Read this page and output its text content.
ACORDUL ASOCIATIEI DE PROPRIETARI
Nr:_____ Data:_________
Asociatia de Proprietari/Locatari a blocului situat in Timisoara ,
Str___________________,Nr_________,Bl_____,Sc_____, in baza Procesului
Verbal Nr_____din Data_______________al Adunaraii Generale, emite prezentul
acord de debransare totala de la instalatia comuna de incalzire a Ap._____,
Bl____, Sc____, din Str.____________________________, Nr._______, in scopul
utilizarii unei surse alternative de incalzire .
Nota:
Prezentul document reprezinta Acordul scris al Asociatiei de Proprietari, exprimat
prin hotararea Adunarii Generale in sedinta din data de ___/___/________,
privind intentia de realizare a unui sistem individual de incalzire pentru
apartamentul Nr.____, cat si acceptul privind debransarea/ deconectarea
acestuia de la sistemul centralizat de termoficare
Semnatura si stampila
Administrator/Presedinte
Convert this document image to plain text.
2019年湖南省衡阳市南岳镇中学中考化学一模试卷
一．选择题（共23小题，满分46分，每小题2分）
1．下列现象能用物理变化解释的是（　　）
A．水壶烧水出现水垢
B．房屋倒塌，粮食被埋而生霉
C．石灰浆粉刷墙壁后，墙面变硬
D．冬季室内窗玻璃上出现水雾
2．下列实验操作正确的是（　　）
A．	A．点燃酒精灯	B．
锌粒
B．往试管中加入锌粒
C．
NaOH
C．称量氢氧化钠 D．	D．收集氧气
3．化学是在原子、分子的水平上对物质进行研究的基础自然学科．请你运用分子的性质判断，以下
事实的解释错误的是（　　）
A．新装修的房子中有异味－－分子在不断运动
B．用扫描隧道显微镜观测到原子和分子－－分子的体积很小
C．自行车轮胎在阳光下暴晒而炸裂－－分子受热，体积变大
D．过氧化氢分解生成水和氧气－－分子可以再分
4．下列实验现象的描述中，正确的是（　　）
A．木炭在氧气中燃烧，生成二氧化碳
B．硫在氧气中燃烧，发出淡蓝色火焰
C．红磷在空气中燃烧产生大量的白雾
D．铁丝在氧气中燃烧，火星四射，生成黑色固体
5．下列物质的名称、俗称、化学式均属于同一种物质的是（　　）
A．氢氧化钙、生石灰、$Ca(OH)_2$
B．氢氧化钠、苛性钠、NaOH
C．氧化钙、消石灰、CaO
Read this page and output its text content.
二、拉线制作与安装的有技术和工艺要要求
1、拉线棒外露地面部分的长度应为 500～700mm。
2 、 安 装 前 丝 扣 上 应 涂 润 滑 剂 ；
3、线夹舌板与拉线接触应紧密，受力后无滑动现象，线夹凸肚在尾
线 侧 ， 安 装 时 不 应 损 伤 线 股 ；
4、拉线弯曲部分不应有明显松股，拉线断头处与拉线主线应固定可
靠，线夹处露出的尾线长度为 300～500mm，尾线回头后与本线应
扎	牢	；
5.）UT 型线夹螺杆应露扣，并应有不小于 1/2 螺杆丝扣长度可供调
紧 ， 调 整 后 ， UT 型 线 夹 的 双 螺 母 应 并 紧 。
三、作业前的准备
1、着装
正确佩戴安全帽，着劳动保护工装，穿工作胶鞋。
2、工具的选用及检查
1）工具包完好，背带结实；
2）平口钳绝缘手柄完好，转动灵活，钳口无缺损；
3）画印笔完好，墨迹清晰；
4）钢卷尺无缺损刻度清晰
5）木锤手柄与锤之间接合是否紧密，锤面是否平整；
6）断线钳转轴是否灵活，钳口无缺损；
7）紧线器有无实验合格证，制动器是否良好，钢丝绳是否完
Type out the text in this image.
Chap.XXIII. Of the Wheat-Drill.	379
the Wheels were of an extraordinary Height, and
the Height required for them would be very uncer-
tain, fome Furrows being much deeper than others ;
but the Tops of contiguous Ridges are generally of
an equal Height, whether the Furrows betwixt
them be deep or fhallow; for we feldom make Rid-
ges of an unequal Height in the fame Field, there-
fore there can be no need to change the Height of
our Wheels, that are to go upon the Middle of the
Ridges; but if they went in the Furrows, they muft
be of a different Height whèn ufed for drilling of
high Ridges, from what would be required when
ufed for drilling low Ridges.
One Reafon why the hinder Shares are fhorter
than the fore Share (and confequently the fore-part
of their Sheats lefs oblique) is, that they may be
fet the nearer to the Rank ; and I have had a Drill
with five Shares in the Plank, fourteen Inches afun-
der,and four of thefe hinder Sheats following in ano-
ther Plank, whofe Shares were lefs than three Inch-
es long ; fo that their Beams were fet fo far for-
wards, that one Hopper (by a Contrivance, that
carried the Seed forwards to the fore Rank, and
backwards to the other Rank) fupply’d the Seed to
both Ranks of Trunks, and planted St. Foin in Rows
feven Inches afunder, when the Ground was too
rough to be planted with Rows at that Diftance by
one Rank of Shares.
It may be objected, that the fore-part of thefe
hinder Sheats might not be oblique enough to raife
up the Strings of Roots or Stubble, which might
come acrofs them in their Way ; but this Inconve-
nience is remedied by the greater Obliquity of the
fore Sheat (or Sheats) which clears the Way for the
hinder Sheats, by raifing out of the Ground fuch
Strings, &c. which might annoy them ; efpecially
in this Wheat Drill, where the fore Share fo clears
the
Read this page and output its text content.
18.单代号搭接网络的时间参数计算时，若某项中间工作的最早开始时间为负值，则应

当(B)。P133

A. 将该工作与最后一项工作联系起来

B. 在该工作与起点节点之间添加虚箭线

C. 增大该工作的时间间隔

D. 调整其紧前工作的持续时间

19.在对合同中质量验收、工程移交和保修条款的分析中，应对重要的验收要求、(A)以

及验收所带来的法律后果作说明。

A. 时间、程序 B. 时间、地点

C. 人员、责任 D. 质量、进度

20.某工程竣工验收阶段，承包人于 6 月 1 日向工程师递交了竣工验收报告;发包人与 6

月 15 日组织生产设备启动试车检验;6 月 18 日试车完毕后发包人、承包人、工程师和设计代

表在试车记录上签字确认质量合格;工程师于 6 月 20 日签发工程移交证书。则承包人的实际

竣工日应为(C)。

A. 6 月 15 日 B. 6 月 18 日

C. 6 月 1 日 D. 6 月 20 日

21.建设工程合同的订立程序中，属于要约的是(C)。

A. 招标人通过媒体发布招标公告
━━━━━━━━━━━━━━━━━━━━━━━━━━━━━━
### Challenge
Write out the entries above word for word.

### Task response
Read this page and output its text content.
ACORDUL ASOCIATIEI DE PROPRIETARI
Nr:_____ Data:_________
Asociatia de Proprietari/Locatari a blocului situat in Timisoara ,
Str___________________,Nr_________,Bl_____,Sc_____, in baza Procesului
Verbal Nr_____din Data_______________al Adunaraii Generale, emite prezentul
acord de debransare totala de la instalatia comuna de incalzire a Ap._____,
Bl____, Sc____, din Str.____________________________, Nr._______, in scopul
utilizarii unei surse alternative de incalzire .
Nota:
Prezentul document reprezinta Acordul scris al Asociatiei de Proprietari, exprimat
prin hotararea Adunarii Generale in sedinta din data de ___/___/________,
privind intentia de realizare a unui sistem individual de incalzire pentru
apartamentul Nr.____, cat si acceptul privind debransarea/ deconectarea
acestuia de la sistemul centralizat de termoficare
Semnatura si stampila
Administrator/Presedinte
Convert this document image to plain text.
2019年湖南省衡阳市南岳镇中学中考化学一模试卷
一．选择题（共23小题，满分46分，每小题2分）
1．下列现象能用物理变化解释的是（　　）
A．水壶烧水出现水垢
B．房屋倒塌，粮食被埋而生霉
C．石灰浆粉刷墙壁后，墙面变硬
D．冬季室内窗玻璃上出现水雾
2．下列实验操作正确的是（　　）
A．	A．点燃酒精灯	B．
锌粒
B．往试管中加入锌粒
C．
NaOH
C．称量氢氧化钠 D．	D．收集氧气
3．化学是在原子、分子的水平上对物质进行研究的基础自然学科．请你运用分子的性质判断，以下
事实的解释错误的是（　　）
A．新装修的房子中有异味－－分子在不断运动
B．用扫描隧道显微镜观测到原子和分子－－分子的体积很小
C．自行车轮胎在阳光下暴晒而炸裂－－分子受热，体积变大
D．过氧化氢分解生成水和氧气－－分子可以再分
4．下列实验现象的描述中，正确的是（　　）
A．木炭在氧气中燃烧，生成二氧化碳
B．硫在氧气中燃烧，发出淡蓝色火焰
C．红磷在空气中燃烧产生大量的白雾
D．铁丝在氧气中燃烧，火星四射，生成黑色固体
5．下列物质的名称、俗称、化学式均属于同一种物质的是（　　）
A．氢氧化钙、生石灰、$Ca(OH)_2$
B．氢氧化钠、苛性钠、NaOH
C．氧化钙、消石灰、CaO
Read this page and output its text content.
二、拉线制作与安装的有技术和工艺要要求
1、拉线棒外露地面部分的长度应为 500～700mm。
2 、 安 装 前 丝 扣 上 应 涂 润 滑 剂 ；
3、线夹舌板与拉线接触应紧密，受力后无滑动现象，线夹凸肚在尾
线 侧 ， 安 装 时 不 应 损 伤 线 股 ；
4、拉线弯曲部分不应有明显松股，拉线断头处与拉线主线应固定可
靠，线夹处露出的尾线长度为 300～500mm，尾线回头后与本线应
扎	牢	；
5.）UT 型线夹螺杆应露扣，并应有不小于 1/2 螺杆丝扣长度可供调
紧 ， 调 整 后 ， UT 型 线 夹 的 双 螺 母 应 并 紧 。
三、作业前的准备
1、着装
正确佩戴安全帽，着劳动保护工装，穿工作胶鞋。
2、工具的选用及检查
1）工具包完好，背带结实；
2）平口钳绝缘手柄完好，转动灵活，钳口无缺损；
3）画印笔完好，墨迹清晰；
4）钢卷尺无缺损刻度清晰
5）木锤手柄与锤之间接合是否紧密，锤面是否平整；
6）断线钳转轴是否灵活，钳口无缺损；
7）紧线器有无实验合格证，制动器是否良好，钢丝绳是否完
Type out the text in this image.
Chap.XXIII. Of the Wheat-Drill.	379
the Wheels were of an extraordinary Height, and
the Height required for them would be very uncer-
tain, fome Furrows being much deeper than others ;
but the Tops of contiguous Ridges are generally of
an equal Height, whether the Furrows betwixt
them be deep or fhallow; for we feldom make Rid-
ges of an unequal Height in the fame Field, there-
fore there can be no need to change the Height of
our Wheels, that are to go upon the Middle of the
Ridges; but if they went in the Furrows, they muft
be of a different Height whèn ufed for drilling of
high Ridges, from what would be required when
ufed for drilling low Ridges.
One Reafon why the hinder Shares are fhorter
than the fore Share (and confequently the fore-part
of their Sheats lefs oblique) is, that they may be
fet the nearer to the Rank ; and I have had a Drill
with five Shares in the Plank, fourteen Inches afun-
der,and four of thefe hinder Sheats following in ano-
ther Plank, whofe Shares were lefs than three Inch-
es long ; fo that their Beams were fet fo far for-
wards, that one Hopper (by a Contrivance, that
carried the Seed forwards to the fore Rank, and
backwards to the other Rank) fupply’d the Seed to
both Ranks of Trunks, and planted St. Foin in Rows
feven Inches afunder, when the Ground was too
rough to be planted with Rows at that Diftance by
one Rank of Shares.
It may be objected, that the fore-part of thefe
hinder Sheats might not be oblique enough to raife
up the Strings of Roots or Stubble, which might
come acrofs them in their Way ; but this Inconve-
nience is remedied by the greater Obliquity of the
fore Sheat (or Sheats) which clears the Way for the
hinder Sheats, by raifing out of the Ground fuch
Strings, &c. which might annoy them ; efpecially
in this Wheat Drill, where the fore Share fo clears
the
Read this page and output its text content.
18.单代号搭接网络的时间参数计算时，若某项中间工作的最早开始时间为负值，则应

当(B)。P133

A. 将该工作与最后一项工作联系起来

B. 在该工作与起点节点之间添加虚箭线

C. 增大该工作的时间间隔

D. 调整其紧前工作的持续时间

19.在对合同中质量验收、工程移交和保修条款的分析中，应对重要的验收要求、(A)以

及验收所带来的法律后果作说明。

A. 时间、程序 B. 时间、地点

C. 人员、责任 D. 质量、进度

20.某工程竣工验收阶段，承包人于 6 月 1 日向工程师递交了竣工验收报告;发包人与 6

月 15 日组织生产设备启动试车检验;6 月 18 日试车完毕后发包人、承包人、工程师和设计代

表在试车记录上签字确认质量合格;工程师于 6 月 20 日签发工程移交证书。则承包人的实际

竣工日应为(C)。

A. 6 月 15 日 B. 6 月 18 日

C. 6 月 1 日 D. 6 月 20 日

21.建设工程合同的订立程序中，属于要约的是(C)。

A. 招标人通过媒体发布招标公告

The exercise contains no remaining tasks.